##### Document extract
Fig. 2 Computational models of the key dendrimer building blocks 1-M-n (n = 1–4), 2-M-n (n = 2, 3), and 3-M-3.

The transitions with calculated oscillator strengths greater than 0.3 are listed in Table S11,† isodensity plots of the key orbitals involved in the low-energy transitions are depicted in Fig. S56–S62,† and natural transition orbitals for the low-energy transitions are shown in Fig. S63.† A number of observations can be made. Contributions to these frontier orbitals are dominated by the OPE ligands and the metal, the exceptions being the smallest complexes for which there is charge-transfer involving the Ru(κ²-dHpe)₂ moiety (1-M-2: LUMO+1; 1-M-3: LUMO+2). Increasing the number of phenylethynyl units in unsymmetrical complexes while otherwise maintaining complex composition (proceeding from 1-M-2 to 1-M-3 and finally 1-M-4) results in a diminishing LUMO ← HOMO contribution to, and a diminishing red-shift in, the lowest-energy band, which is predominantly C₂RuC₂Ph to OPE charge-transfer in character; a similar trend is seen proceeding from 1-M-2 to 2-M-3. Increasing the number of phenylethynyl units in symmetrical complexes (proceeding from 1-M-1 to 2-M-2 and then 3-M-3) results in diminishing LUMO ← HOMO contributions to, and diminishing red-shifts for, the lowest-energy bands, which correspond to symmetric charge transfer from the core C₂RuC₂ unit to the OPE ligands. Comparison of the positional isomers 1-M-3 and 2-M-2, and 1-M-4 and 2-M-3, reveals that the isomers with the phenylethynyl ligand (1-M-n (n = 3, 4)) exhibit the lower energy bands. The LUMOs of the 1-M-n complexes have significant contributions from all phenyl groups of the OPE ligand with the exception of 1-M-4, for which the proximal and distal rings of the OPE make comparatively small contributions (Fig. S59†), and consistent with prior reports suggesting limits in π-delocalization in such complexes.²⁸

2.3 Experimental studies of nonlinear optical properties

The complexes in the present study are insufficiently emissive to employ multiphoton-excited fluorescence to measure their nonlinear absorption, so nonlinear absorptive and nonlinear refractive data for the dendrimers and their key precursors were obtained using a combination of open-aperture and closed-aperture Z-scan experiments over the spectral range 600–2520 nm, and employing low-repetition rate ca. 130 femtosecond light pulses. The open-aperture experiments revealed very large absorptive nonlinearities that have been replotted as the corresponding multi-photon absorption cross-sections in Fig. 3, 4 and S64–S84.† The multi-photon absorption plots also contain the linear optical absorption spectra plotted at twice to six-times the wavelength, to highlight the coincidence or near-coincidence of multiples of certain bands to MPA bands. In particular, the wavelengths of the maximal values of the intensity dependence-assigned MPA correspond closely to the appropriate multiples of the wavelengths of the low-energy MLCT bands (assigned by analogy with the low-energy bands of the model complexes which are predominantly LUMO ← HOMO and MLCT in nature), rather than multiples of the higher-energy, more intense, MLCT/ILCT/LLCT admixtures. This correlation with the low-energy MLCT bands emphasizes the importance of ligated metal modules and of certain types of charge transfer in the MPA performance. The closed-aperture experiments show negative or zero γ_real values for all compounds, with the negative maximal values occurring in regions of significant MPA; this is consistent with the anticipated dependence of γ_real on all nonlinear absorption processes through a nonlinear Kramers–Krönig relationship.⁴⁴

Fig. 3 Wavelength dependence of the nonlinear absorption of 3G_22,03,02,01–NO₂. Plots of σ₂ (blue scatter), σ₃ (red scatter), and σ₄ (green scatter), overlaid on the UV/Vis spectrum (black line), and including plots of the UV/Vis spectrum as a function of twice (blue line), three times (red line), and four times (green line) the wavelength.
##########
##### Given records
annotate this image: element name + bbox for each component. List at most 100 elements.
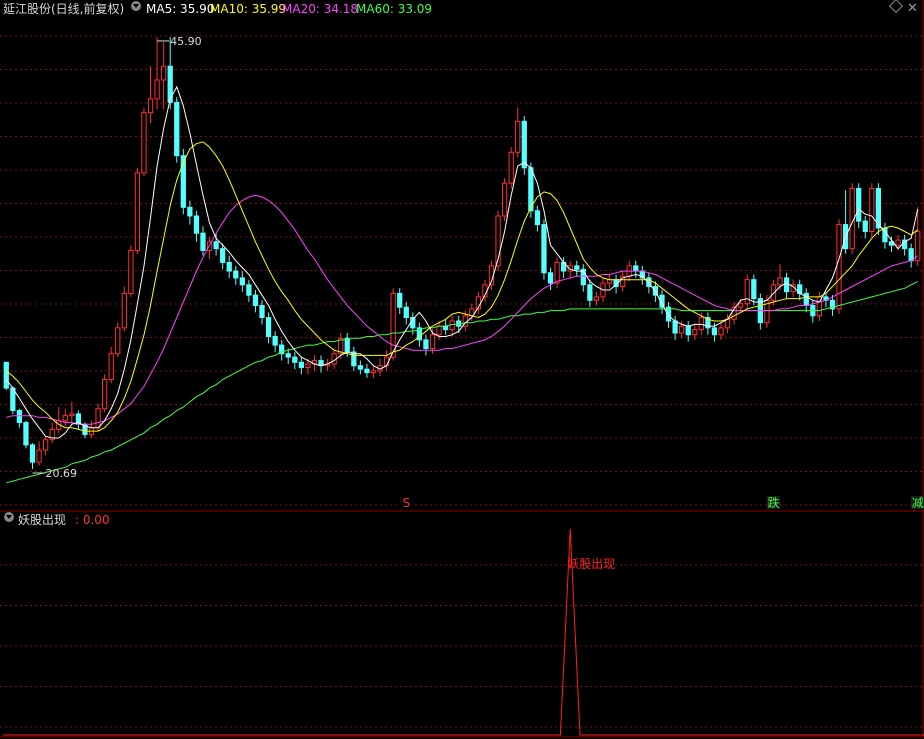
ma20-line [6, 194, 919, 425]
candle-body [272, 335, 278, 346]
diamond-icon[interactable] [888, 0, 904, 14]
candle-body [593, 296, 600, 301]
kline-chart[interactable]: 45.9020.69S跌财榜减妖股出现妖股出现 [0, 0, 924, 739]
candle-body [567, 265, 573, 272]
candle-body [69, 413, 75, 417]
candle-body [423, 339, 429, 350]
ma60-line [6, 280, 918, 484]
candle-body [102, 379, 108, 410]
candle-body [200, 232, 206, 251]
candle-body [226, 261, 232, 272]
candle-body [305, 363, 311, 368]
candle-body [777, 277, 783, 286]
candle-body [718, 327, 724, 336]
candle-body [42, 439, 49, 451]
candle-body [285, 353, 291, 358]
close-icon[interactable]: ✕ [907, 1, 918, 17]
signal-label: 妖股出现 [567, 557, 615, 571]
indicator-name[interactable]: 妖股出现 [18, 512, 66, 528]
candle-body [298, 361, 304, 368]
candle-body [692, 329, 698, 336]
ma5-label: MA5: 35.90 [146, 2, 215, 16]
candle-body [364, 368, 370, 374]
candle-body [370, 370, 377, 374]
candle-body [679, 325, 685, 334]
candle-body [16, 409, 23, 424]
indicator-value: : 0.00 [75, 513, 110, 527]
candle-body [501, 182, 508, 217]
candle-body [36, 449, 42, 463]
stock-title[interactable]: 延江股份(日线,前复权) [3, 1, 124, 17]
candle-body [187, 206, 193, 217]
candle-body [213, 241, 219, 250]
candle-body [711, 327, 718, 336]
candle-body [738, 303, 744, 308]
candle-body [108, 353, 114, 380]
candle-body [521, 120, 527, 169]
candle-body [895, 239, 901, 246]
candle-body [292, 356, 298, 363]
candle-body [856, 187, 862, 222]
candle-body [121, 292, 127, 329]
candle-body [128, 249, 134, 294]
candle-body [23, 422, 29, 446]
candle-body [403, 306, 409, 319]
candle-body [62, 415, 68, 422]
candle-body [29, 444, 36, 463]
ma-settings-icon[interactable] [131, 1, 141, 11]
candle-body [672, 320, 678, 334]
candle-body [574, 265, 580, 270]
candle-body [390, 292, 396, 358]
candle-body [685, 325, 691, 336]
candle-body [908, 248, 914, 262]
candle-body [836, 224, 842, 310]
candle-body [397, 292, 403, 308]
candle-body [541, 224, 547, 274]
candle-body [587, 284, 593, 301]
candle-body [3, 361, 9, 389]
indicator-line [3, 528, 924, 736]
candle-body [239, 277, 245, 286]
candle-body [10, 387, 16, 411]
candle-body [803, 292, 809, 306]
candle-body [698, 317, 704, 331]
candle-body [174, 101, 180, 157]
candle-body [265, 317, 272, 337]
candle-body [436, 325, 442, 336]
candle-body [193, 215, 200, 234]
event-marker: 跌 [767, 495, 779, 510]
candle-body [442, 325, 449, 331]
candle-body [357, 365, 363, 370]
candle-body [547, 272, 554, 284]
candle-body [783, 277, 790, 293]
candle-body [147, 98, 154, 114]
candle-body [259, 304, 265, 319]
main-header: 延江股份(日线,前复权) MA5: 35.90 MA10: 35.99 MA20… [0, 0, 924, 18]
candle-body [252, 294, 259, 306]
candle-body [869, 187, 875, 232]
event-marker: S [402, 496, 410, 510]
ma10-label: MA10: 35.99 [210, 2, 287, 16]
candle-body [554, 261, 560, 284]
ma20-label: MA20: 34.18 [282, 2, 359, 16]
min-price-label: 20.69 [46, 467, 78, 480]
candle-body [246, 284, 252, 296]
max-price-label: 45.90 [170, 35, 202, 48]
candle-body [233, 270, 239, 279]
candle-body [633, 265, 639, 272]
candle-body [744, 279, 750, 305]
candle-body [220, 248, 226, 263]
ma60-label: MA60: 33.09 [356, 2, 433, 16]
candle-body [134, 172, 141, 251]
candle-body [115, 327, 121, 355]
candle-body [515, 120, 521, 153]
candle-body [751, 279, 757, 300]
event-marker: 减 [912, 496, 924, 510]
candle-body [534, 210, 541, 226]
indicator-settings-icon[interactable] [4, 512, 14, 522]
candle-body [95, 408, 101, 429]
candle-body [508, 151, 514, 184]
candle-body [154, 79, 160, 100]
candle-body [161, 65, 167, 81]
candle-body [141, 112, 147, 174]
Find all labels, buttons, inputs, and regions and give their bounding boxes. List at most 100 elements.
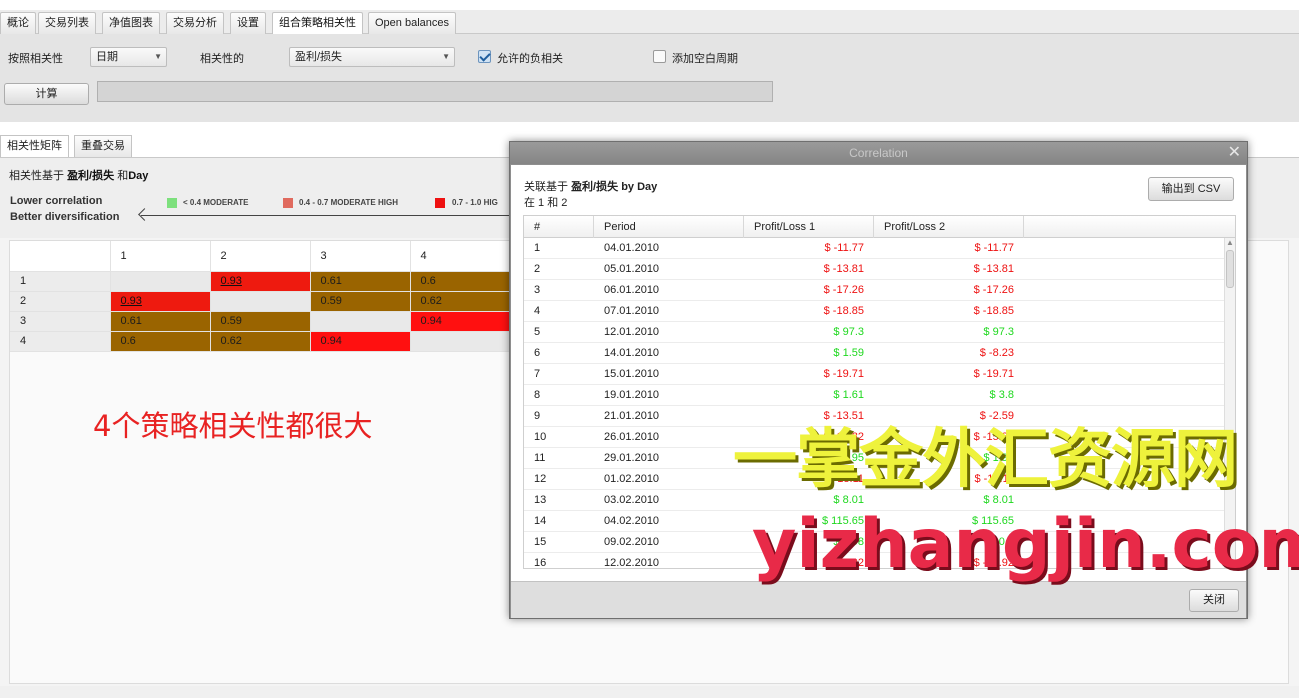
column-header-period[interactable]: Period: [594, 216, 744, 238]
arrow-line: [141, 215, 521, 216]
row-profit-loss-2: $ 97.3: [983, 326, 1014, 338]
tab-equity-chart[interactable]: 净值图表: [102, 12, 160, 34]
row-index: 11: [534, 452, 546, 464]
matrix-cell[interactable]: [410, 331, 511, 352]
row-profit-loss-1: $ -13.81: [823, 263, 864, 275]
legend-swatch-moderate-high: [283, 198, 293, 208]
row-period: 19.01.2010: [604, 389, 660, 401]
row-index: 16: [534, 557, 547, 569]
matrix-cell[interactable]: 0.6: [410, 271, 511, 292]
matrix-cell[interactable]: 0.6: [110, 331, 211, 352]
column-header-pl1[interactable]: Profit/Loss 1: [744, 216, 874, 238]
table-row[interactable]: 3 06.01.2010 $ -17.26 $ -17.26: [524, 280, 1224, 301]
correlation-of-value: 盈利/损失: [295, 51, 343, 63]
main-tab-bar: 概论 交易列表 净值图表 交易分析 设置 组合策略相关性 Open balanc…: [0, 10, 1299, 34]
export-csv-button[interactable]: 输出到 CSV: [1148, 177, 1234, 201]
basis-metric: 盈利/损失: [67, 170, 115, 182]
table-row[interactable]: 4 07.01.2010 $ -18.85 $ -18.85: [524, 301, 1224, 322]
row-period: 29.01.2010: [604, 452, 660, 464]
row-profit-loss-1: $ -11.77: [824, 242, 864, 254]
legend-moderate: < 0.4 MODERATE: [183, 198, 249, 207]
row-period: 12.01.2010: [604, 326, 660, 338]
table-row[interactable]: 7 15.01.2010 $ -19.71 $ -19.71: [524, 364, 1224, 385]
tab-overview[interactable]: 概论: [0, 12, 36, 34]
matrix-cell[interactable]: 0.94: [310, 331, 411, 352]
table-row[interactable]: 2 05.01.2010 $ -13.81 $ -13.81: [524, 259, 1224, 280]
matrix-cell[interactable]: 0.59: [210, 311, 311, 332]
column-header-index[interactable]: #: [524, 216, 594, 238]
table-row[interactable]: 6 14.01.2010 $ 1.59 $ -8.23: [524, 343, 1224, 364]
row-index: 3: [534, 284, 541, 296]
correlation-of-select[interactable]: 盈利/损失 ▼: [289, 47, 455, 67]
add-empty-periods-checkbox[interactable]: [653, 50, 666, 63]
tab-correlation-matrix[interactable]: 相关性矩阵: [0, 135, 69, 157]
tab-trade-analysis[interactable]: 交易分析: [166, 12, 224, 34]
close-icon[interactable]: ✕: [1228, 144, 1241, 162]
matrix-cell[interactable]: 0.62: [210, 331, 311, 352]
basis-and: 和: [117, 170, 129, 182]
matrix-cell[interactable]: 0.61: [110, 311, 211, 332]
compute-button[interactable]: 计算: [4, 83, 89, 105]
tab-open-balances[interactable]: Open balances: [368, 12, 456, 34]
basis-prefix: 相关性基于: [9, 170, 64, 182]
row-profit-loss-2: $ -17.26: [973, 284, 1014, 296]
row-period: 01.02.2010: [604, 473, 660, 485]
matrix-cell[interactable]: 0.62: [410, 291, 511, 312]
matrix-cell[interactable]: 0.61: [310, 271, 411, 292]
chevron-down-icon: ▼: [442, 52, 450, 61]
matrix-cell[interactable]: [110, 271, 211, 292]
legend-high: 0.7 - 1.0 HIG: [452, 198, 498, 207]
dialog-basis-prefix: 关联基于: [524, 181, 568, 193]
matrix-cell[interactable]: 0.93: [210, 271, 311, 292]
correlate-by-select[interactable]: 日期 ▼: [90, 47, 167, 67]
tab-trade-list[interactable]: 交易列表: [38, 12, 96, 34]
tab-portfolio-correlation[interactable]: 组合策略相关性: [272, 12, 363, 34]
row-index: 13: [534, 494, 547, 506]
matrix-col-header: 4: [410, 241, 511, 272]
row-profit-loss-2: $ -19.71: [973, 368, 1014, 380]
matrix-row: 2 0.93 0.59 0.62: [10, 291, 511, 312]
matrix-cell[interactable]: 0.59: [310, 291, 411, 312]
tab-settings[interactable]: 设置: [230, 12, 266, 34]
row-period: 04.02.2010: [604, 515, 660, 527]
row-profit-loss-2: $ -8.23: [979, 347, 1014, 359]
row-index: 12: [534, 473, 547, 485]
matrix-corner: [10, 241, 111, 272]
column-header-pl2[interactable]: Profit/Loss 2: [874, 216, 1024, 238]
row-profit-loss-1: $ -17.26: [823, 284, 864, 296]
close-button[interactable]: 关闭: [1189, 589, 1239, 612]
progress-bar: [97, 81, 773, 102]
table-row[interactable]: 1 04.01.2010 $ -11.77 $ -11.77: [524, 238, 1224, 259]
matrix-cell[interactable]: 0.93: [110, 291, 211, 312]
row-period: 12.02.2010: [604, 557, 660, 569]
matrix-row: 3 0.61 0.59 0.94: [10, 311, 511, 332]
allow-negative-label: 允许的负相关: [497, 53, 563, 65]
row-index: 1: [534, 242, 541, 254]
row-index: 5: [534, 326, 541, 338]
row-index: 9: [534, 410, 541, 422]
row-index: 14: [534, 515, 547, 527]
lower-correlation-label: Lower correlation: [10, 195, 103, 207]
row-index: 6: [534, 347, 541, 359]
table-row[interactable]: 8 19.01.2010 $ 1.61 $ 3.8: [524, 385, 1224, 406]
matrix-cell[interactable]: [210, 291, 311, 312]
watermark-url: yizhangjin.com: [752, 505, 1299, 584]
matrix-cell[interactable]: [310, 311, 411, 332]
matrix-row-header: 2: [10, 291, 111, 312]
scrollbar-thumb[interactable]: [1226, 250, 1234, 288]
row-period: 03.02.2010: [604, 494, 660, 506]
table-header: # Period Profit/Loss 1 Profit/Loss 2: [524, 216, 1235, 238]
tab-overlapping-trades[interactable]: 重叠交易: [74, 135, 132, 157]
table-row[interactable]: 5 12.01.2010 $ 97.3 $ 97.3: [524, 322, 1224, 343]
legend-moderate-high: 0.4 - 0.7 MODERATE HIGH: [299, 198, 398, 207]
row-period: 06.01.2010: [604, 284, 660, 296]
matrix-col-header: 3: [310, 241, 411, 272]
correlation-matrix: 1 2 3 4 1 0.93 0.61 0.6 2 0.93 0.59 0.62: [10, 241, 511, 352]
matrix-row: 1 0.93 0.61 0.6: [10, 271, 511, 292]
legend-swatch-moderate: [167, 198, 177, 208]
top-strip: [0, 0, 1299, 10]
scroll-up-icon[interactable]: ▲: [1226, 238, 1234, 247]
add-empty-periods-label: 添加空白周期: [672, 53, 738, 65]
matrix-cell[interactable]: 0.94: [410, 311, 511, 332]
allow-negative-checkbox[interactable]: [478, 50, 491, 63]
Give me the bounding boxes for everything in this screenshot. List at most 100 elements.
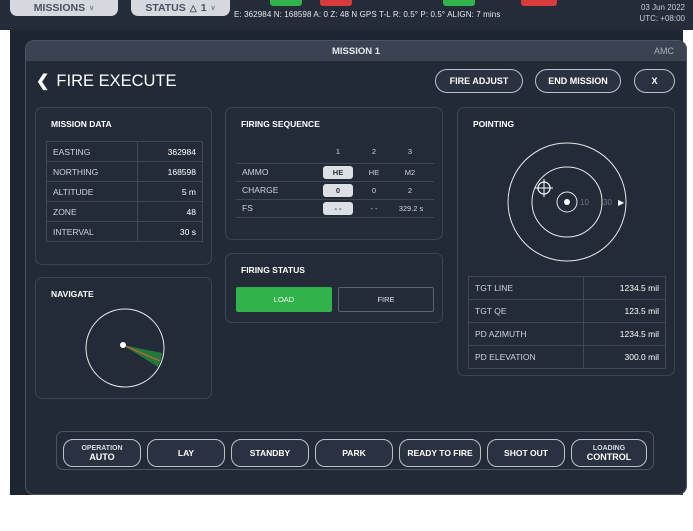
##########
Tasks to perform:
a – Answer these questions from the excerpt on dendrimer nonlinear optics:
(i) What minimum calculated oscillator strength must a transition exceed to be listed in Table S11?
(ii) Over what spectral range were the Z-scan experiments carried out?
(iii) What γ_real values did the closed-aperture experiments show for the compounds?
b – Reproduce the passage of the excerpt on dendrimer nonlinear optics between "Fig. 3 Wavelength" and "line) the wavelength.", inclusive.
The listing is not needed for any of this work.

Results for each task:
a –
(i) 0.3
(ii) 600–2520 nm
(iii) Negative or zero

b –
Fig. 3 Wavelength dependence of the nonlinear absorption of 3G_22,03,02,01–NO₂. Plots of σ₂ (blue scatter), σ₃ (red scatter), and σ₄ (green scatter), overlaid on the UV/Vis spectrum (black line), and including plots of the UV/Vis spectrum as a function of twice (blue line), three times (red line), and four times (green line) the wavelength.